[Text passage Boundary: Start]

The child can observe how their mother does not shut off the world, or even avoid her friend, but deals with the situation in a healthy manner. Children do not need to know details of their parent’s fears, but it is more important that they know their parents have them, and they do not let being afraid cripple them. It is much more powerful for a son or daughter to see their parents handle situations in a Godly manner, rather than teaching them with words.

It is important to find ways to educate children about facing failure or pain because it may give them vocabulary to express their emotions. Many children I work with cannot identify their feelings and therefore have difficulty being understood. When unable to communicate and find empathy, any person, regardless of their age, can turn to isolating as a means to self-soothe.

It can be important to not dismiss a classmate that did not invite a child to a birthday party as “mean” or “not good enough”, but instead remind them that being sad is natural. Then, show them how to go to God for comfort, because only He can satisfy. When seeing not only their parent utilize God’s presence as means to handle difficult situations, but also being guided through a method of coping when they are first navigating negative experiences, a pattern will develop. Proverbs 22:6 articulates how crucial it is in beginning to “train a child in the way he should go” during the early years because once healthy patterns are developed, “he will not depart from it” when he is older.

[Text passage Boundary: End]

# [Assigned task]
Answer these questions from the passage on teaching children to cope with fear and pain.
1. What may educating children about facing failure or pain give them?
2. Which Bible verse does the passage cite?
3. Instead of calling a classmate who did not invite a child to a birthday party "mean," what should the child be reminded of?

[Listed records Boundary: Start]

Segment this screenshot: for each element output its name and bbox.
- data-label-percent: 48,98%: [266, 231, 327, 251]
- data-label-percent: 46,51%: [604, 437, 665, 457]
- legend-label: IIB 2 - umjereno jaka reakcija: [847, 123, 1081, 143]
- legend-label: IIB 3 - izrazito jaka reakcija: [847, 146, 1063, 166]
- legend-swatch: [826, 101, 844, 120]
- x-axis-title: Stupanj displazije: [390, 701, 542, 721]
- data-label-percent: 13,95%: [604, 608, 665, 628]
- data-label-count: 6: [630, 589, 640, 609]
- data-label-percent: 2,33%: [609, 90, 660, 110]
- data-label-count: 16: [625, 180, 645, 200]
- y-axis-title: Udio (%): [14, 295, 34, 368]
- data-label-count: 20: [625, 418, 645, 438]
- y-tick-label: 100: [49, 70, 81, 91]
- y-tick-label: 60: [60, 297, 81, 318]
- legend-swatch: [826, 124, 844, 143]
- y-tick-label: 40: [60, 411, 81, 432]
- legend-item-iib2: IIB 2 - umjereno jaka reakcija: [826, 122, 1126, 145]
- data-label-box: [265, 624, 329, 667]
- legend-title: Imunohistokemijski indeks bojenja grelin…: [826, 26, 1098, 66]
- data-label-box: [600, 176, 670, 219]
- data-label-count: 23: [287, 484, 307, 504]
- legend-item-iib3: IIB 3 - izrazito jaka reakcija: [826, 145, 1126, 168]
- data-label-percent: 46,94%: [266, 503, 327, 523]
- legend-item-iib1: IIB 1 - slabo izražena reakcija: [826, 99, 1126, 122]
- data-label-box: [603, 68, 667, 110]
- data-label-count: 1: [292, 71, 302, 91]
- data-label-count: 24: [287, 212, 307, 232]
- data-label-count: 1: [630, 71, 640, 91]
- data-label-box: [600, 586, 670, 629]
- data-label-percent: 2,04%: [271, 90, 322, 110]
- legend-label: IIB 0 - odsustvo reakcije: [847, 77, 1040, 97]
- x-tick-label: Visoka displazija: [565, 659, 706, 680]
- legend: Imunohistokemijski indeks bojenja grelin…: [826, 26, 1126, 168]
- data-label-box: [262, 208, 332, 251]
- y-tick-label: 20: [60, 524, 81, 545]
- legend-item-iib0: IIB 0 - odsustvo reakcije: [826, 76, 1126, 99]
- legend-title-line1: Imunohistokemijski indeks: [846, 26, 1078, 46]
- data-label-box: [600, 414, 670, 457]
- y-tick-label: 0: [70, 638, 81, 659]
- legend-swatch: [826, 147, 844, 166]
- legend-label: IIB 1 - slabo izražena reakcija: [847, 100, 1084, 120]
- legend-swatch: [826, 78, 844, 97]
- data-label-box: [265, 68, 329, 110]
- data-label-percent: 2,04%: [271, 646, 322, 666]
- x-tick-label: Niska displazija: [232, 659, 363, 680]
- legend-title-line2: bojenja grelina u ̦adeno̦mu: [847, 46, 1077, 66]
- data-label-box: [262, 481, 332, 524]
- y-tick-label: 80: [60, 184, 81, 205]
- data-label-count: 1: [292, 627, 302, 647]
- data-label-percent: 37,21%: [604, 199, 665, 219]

[Listed records Boundary: End]

# [Result]
1. Vocabulary to express their emotions.
2. Proverbs 22:6.
3. That being sad is natural.